State the count of lines below in which the word "name" appears, and add nothing.

>> Begin MATERIAL SUPPLIED

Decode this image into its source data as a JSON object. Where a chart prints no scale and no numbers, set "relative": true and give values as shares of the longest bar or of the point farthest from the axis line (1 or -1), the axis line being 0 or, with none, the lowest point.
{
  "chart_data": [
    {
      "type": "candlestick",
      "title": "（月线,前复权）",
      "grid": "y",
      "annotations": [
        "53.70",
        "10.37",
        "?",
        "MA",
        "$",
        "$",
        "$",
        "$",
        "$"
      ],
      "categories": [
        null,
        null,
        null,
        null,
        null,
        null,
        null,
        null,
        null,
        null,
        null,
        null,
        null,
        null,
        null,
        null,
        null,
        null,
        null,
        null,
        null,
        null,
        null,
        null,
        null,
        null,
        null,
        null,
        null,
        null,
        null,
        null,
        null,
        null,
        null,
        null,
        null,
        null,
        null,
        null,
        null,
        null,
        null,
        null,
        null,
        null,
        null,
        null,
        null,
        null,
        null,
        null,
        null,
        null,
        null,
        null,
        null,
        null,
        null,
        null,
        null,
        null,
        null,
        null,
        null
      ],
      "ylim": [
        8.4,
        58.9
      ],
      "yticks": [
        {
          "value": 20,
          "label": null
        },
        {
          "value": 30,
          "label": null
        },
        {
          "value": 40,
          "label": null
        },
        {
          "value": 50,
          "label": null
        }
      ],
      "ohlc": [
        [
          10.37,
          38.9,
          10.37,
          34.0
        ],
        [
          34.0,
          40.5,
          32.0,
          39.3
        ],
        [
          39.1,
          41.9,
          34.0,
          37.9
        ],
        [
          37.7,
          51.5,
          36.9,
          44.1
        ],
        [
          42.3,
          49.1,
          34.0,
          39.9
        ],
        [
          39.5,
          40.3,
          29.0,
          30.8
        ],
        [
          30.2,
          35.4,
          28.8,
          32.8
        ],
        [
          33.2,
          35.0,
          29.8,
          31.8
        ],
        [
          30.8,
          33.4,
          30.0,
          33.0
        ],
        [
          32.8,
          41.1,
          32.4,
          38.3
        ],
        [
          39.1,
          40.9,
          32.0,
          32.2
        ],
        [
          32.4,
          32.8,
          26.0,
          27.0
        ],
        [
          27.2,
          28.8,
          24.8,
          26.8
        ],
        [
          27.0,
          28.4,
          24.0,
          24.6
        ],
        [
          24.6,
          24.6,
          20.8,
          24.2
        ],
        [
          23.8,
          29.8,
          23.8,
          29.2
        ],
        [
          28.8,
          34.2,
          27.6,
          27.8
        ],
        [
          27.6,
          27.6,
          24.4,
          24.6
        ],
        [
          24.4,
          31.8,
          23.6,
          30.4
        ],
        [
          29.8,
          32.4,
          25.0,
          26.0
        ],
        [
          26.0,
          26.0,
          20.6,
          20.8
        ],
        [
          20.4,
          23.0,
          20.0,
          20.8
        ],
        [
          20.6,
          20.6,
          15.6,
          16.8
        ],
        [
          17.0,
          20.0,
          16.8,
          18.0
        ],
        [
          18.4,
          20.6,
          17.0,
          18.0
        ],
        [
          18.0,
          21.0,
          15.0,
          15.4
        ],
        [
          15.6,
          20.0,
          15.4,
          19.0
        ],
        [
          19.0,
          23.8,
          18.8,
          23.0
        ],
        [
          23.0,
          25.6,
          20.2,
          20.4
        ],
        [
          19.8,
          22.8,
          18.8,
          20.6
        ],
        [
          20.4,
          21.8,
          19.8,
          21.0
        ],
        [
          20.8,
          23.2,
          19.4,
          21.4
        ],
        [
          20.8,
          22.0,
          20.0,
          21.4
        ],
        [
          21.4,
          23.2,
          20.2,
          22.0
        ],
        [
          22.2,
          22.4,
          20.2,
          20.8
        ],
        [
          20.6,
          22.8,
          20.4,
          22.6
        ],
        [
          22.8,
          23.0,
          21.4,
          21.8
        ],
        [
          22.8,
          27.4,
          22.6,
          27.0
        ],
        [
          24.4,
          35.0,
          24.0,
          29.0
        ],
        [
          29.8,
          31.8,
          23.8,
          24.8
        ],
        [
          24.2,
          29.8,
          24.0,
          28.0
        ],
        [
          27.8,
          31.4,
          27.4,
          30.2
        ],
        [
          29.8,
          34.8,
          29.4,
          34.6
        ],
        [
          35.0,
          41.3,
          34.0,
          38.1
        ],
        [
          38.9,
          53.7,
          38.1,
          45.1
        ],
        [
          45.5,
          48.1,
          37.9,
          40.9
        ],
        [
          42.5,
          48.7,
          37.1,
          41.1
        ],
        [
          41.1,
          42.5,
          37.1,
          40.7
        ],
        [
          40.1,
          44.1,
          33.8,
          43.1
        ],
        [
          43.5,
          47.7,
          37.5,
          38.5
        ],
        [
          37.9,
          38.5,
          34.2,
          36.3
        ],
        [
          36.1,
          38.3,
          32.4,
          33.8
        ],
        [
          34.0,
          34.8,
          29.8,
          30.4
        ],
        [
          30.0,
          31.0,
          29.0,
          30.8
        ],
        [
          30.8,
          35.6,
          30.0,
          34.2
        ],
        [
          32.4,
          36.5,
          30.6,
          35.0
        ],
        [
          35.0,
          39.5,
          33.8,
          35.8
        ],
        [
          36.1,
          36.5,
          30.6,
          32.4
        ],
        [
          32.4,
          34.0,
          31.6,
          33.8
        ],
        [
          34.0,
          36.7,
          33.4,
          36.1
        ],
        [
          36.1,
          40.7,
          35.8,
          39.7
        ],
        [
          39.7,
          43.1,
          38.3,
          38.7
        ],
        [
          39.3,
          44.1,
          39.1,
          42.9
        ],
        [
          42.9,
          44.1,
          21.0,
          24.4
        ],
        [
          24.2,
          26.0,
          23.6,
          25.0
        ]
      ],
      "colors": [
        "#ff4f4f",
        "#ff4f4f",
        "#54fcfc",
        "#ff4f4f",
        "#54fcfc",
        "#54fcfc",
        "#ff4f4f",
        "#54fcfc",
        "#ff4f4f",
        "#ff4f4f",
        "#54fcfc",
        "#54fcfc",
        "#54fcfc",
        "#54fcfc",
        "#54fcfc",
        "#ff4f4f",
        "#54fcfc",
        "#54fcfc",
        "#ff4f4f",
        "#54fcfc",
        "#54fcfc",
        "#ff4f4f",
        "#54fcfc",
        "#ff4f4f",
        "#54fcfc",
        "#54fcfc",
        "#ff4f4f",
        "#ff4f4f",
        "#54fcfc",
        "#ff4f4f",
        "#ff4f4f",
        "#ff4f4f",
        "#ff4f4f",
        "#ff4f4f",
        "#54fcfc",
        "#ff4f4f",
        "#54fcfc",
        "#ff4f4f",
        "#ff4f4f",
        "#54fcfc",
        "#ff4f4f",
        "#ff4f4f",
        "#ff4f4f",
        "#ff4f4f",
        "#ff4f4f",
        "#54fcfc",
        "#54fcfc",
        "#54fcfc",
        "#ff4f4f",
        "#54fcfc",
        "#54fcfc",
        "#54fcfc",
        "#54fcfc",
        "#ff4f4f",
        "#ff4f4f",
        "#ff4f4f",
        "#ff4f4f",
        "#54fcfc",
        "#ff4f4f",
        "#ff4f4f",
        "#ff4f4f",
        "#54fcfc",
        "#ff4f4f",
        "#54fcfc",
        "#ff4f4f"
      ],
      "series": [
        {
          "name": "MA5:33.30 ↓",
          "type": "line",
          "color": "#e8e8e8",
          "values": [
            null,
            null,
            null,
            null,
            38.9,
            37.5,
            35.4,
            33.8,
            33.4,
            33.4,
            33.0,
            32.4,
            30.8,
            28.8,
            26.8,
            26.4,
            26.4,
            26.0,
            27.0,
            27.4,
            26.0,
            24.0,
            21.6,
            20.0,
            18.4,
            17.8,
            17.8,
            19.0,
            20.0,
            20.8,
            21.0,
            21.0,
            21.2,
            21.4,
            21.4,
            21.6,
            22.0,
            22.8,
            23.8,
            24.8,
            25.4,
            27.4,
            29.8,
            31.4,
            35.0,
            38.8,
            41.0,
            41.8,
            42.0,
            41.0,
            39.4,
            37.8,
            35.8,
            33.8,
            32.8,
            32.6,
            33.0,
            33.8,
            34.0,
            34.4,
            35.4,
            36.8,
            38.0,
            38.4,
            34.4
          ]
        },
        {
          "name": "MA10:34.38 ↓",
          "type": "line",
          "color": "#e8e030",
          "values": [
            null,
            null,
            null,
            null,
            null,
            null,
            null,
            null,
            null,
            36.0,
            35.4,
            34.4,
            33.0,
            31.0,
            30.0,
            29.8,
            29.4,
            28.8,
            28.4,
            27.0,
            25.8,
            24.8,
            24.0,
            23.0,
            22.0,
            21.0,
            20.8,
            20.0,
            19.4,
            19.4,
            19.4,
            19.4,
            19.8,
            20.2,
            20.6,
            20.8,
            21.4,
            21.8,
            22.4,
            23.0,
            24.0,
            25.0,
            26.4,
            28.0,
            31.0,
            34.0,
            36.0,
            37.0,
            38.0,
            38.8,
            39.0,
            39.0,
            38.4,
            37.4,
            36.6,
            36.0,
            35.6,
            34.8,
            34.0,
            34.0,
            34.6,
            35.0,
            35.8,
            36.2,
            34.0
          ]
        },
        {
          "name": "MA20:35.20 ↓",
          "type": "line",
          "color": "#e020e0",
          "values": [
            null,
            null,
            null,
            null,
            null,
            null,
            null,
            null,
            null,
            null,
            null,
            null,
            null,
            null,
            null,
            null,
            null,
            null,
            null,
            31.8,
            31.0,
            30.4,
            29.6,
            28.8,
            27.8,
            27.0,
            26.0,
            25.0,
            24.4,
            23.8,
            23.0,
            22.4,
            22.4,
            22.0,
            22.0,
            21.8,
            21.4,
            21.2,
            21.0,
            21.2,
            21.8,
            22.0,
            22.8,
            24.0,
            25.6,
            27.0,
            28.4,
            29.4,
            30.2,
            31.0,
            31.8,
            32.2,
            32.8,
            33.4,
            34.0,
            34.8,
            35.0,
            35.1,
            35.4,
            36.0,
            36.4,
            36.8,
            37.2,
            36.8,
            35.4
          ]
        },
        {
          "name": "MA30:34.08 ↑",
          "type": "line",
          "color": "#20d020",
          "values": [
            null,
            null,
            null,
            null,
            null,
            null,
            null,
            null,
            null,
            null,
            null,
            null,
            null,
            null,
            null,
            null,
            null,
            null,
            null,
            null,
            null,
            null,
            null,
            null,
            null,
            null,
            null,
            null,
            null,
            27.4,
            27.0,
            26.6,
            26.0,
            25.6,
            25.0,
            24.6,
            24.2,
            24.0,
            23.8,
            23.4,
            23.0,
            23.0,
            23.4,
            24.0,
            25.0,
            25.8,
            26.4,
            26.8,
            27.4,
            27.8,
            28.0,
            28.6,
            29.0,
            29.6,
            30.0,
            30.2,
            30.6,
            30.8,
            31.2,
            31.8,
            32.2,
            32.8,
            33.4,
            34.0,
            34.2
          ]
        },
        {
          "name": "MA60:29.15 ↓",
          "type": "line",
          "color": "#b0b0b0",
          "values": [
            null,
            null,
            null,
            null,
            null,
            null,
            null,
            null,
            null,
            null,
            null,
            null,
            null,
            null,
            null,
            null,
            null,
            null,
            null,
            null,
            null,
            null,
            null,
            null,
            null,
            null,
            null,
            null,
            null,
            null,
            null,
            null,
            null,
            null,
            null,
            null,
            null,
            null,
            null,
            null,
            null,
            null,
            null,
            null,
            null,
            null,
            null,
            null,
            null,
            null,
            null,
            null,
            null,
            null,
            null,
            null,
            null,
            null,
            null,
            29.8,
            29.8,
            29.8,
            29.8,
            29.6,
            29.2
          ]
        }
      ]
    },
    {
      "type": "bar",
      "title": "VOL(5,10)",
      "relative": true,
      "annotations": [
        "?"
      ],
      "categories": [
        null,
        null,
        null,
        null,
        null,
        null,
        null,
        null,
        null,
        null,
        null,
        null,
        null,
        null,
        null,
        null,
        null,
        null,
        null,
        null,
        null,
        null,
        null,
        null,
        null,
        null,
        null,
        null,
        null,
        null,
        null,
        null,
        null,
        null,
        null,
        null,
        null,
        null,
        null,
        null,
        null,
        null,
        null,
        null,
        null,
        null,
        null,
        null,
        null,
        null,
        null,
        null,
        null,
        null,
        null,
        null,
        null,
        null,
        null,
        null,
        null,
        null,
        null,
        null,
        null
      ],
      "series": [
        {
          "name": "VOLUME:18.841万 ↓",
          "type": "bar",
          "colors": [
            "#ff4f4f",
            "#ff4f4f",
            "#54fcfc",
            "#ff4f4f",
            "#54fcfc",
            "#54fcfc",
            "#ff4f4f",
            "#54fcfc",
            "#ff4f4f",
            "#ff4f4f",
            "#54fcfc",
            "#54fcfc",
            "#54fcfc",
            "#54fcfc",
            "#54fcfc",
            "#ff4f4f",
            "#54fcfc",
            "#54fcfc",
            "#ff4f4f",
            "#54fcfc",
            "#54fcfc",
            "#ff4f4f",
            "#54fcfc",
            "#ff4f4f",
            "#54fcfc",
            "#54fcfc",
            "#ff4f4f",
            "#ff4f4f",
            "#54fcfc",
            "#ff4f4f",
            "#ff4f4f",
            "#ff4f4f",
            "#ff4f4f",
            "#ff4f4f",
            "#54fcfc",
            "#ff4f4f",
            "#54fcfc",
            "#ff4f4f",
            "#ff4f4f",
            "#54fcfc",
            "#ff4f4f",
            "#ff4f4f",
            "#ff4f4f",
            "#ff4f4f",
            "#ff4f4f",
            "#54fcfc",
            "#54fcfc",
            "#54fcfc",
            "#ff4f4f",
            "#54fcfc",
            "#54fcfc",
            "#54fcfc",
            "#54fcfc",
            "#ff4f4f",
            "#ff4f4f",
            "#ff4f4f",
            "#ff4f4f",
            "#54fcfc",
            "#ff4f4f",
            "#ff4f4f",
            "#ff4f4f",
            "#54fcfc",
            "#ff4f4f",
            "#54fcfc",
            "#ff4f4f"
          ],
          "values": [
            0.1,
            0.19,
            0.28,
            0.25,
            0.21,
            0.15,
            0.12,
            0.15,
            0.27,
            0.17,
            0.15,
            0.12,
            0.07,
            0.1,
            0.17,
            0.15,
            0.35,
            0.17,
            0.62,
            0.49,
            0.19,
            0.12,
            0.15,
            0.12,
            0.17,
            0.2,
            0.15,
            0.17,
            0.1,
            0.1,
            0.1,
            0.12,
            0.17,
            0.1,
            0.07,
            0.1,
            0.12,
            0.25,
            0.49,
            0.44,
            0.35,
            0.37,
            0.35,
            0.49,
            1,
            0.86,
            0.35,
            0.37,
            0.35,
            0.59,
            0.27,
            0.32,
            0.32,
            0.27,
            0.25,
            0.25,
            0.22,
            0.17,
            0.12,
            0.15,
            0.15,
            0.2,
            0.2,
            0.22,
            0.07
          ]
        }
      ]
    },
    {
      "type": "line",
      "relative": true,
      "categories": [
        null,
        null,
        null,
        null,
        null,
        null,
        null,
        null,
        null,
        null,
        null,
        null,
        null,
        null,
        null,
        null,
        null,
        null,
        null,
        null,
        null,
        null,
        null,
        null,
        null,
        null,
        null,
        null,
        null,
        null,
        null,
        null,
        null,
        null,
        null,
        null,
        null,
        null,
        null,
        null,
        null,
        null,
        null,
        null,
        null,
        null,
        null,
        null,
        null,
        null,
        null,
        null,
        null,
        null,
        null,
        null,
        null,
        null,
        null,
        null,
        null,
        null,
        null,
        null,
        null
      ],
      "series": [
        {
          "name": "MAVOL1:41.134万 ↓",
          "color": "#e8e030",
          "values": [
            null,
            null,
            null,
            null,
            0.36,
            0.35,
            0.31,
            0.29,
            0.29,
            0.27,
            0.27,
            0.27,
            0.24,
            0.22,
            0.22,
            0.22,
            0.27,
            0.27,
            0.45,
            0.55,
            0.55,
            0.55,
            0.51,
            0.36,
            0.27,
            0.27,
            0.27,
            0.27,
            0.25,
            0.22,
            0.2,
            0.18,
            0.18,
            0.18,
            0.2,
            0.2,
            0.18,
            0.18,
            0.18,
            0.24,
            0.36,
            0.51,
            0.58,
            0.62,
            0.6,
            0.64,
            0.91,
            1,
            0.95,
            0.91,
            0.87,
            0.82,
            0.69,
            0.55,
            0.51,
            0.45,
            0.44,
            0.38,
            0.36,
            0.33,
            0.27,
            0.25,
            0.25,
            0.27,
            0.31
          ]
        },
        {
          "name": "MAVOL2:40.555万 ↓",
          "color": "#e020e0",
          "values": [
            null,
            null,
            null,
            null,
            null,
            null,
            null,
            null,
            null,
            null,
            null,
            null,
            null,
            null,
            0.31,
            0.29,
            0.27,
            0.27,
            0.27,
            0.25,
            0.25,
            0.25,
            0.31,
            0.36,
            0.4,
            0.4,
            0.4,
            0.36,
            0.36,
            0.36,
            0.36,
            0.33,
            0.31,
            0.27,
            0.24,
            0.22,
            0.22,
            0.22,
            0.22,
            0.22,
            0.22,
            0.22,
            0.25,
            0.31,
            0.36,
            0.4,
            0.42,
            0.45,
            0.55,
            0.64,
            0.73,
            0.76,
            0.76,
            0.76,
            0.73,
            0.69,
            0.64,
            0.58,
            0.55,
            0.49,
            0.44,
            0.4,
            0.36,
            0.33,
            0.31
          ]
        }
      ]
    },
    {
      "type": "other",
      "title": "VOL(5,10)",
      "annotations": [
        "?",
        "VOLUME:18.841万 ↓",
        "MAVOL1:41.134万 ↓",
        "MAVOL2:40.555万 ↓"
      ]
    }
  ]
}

>> End MATERIAL SUPPLIED

**RESPONSE TO THE EXERCISE:** 8